▸ **What is being asked**
Give the number of lines in the records below that include "JSON". Reply with that number alone.

▸ **Data for processing**
** Start **
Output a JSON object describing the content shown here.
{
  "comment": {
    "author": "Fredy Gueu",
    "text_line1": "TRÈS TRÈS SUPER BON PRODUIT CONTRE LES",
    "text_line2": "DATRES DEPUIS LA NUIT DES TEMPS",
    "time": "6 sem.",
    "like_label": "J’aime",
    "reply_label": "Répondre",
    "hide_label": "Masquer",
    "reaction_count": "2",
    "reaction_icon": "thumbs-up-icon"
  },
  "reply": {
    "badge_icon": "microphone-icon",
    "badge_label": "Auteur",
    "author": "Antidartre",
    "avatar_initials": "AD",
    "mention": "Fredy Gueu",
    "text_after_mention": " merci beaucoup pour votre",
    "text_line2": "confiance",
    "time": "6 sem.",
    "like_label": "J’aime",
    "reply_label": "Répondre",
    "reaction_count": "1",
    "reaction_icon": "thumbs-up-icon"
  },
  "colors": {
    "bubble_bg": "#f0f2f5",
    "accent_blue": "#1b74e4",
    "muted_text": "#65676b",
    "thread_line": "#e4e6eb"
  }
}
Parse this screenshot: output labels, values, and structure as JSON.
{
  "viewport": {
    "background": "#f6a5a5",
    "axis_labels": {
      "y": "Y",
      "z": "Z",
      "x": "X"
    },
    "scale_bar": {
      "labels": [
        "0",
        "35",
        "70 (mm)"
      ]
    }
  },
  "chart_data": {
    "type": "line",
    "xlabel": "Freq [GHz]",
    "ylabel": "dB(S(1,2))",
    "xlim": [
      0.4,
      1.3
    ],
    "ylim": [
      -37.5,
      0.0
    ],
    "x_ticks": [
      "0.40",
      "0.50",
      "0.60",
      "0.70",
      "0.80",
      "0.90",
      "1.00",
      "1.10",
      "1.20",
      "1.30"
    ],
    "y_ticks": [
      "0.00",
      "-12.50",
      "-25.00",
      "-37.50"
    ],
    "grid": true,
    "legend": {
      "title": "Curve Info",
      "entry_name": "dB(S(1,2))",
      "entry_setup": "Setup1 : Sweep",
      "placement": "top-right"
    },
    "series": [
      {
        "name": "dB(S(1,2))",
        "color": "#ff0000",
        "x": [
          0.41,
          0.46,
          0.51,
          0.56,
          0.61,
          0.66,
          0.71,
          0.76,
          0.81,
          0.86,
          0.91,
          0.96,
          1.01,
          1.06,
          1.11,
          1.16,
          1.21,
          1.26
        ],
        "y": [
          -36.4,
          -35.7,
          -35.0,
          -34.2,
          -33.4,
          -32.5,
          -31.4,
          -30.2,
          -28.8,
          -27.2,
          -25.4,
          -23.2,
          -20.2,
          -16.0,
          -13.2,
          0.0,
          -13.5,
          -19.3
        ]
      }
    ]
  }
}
** End **
▸ **Correct result**
2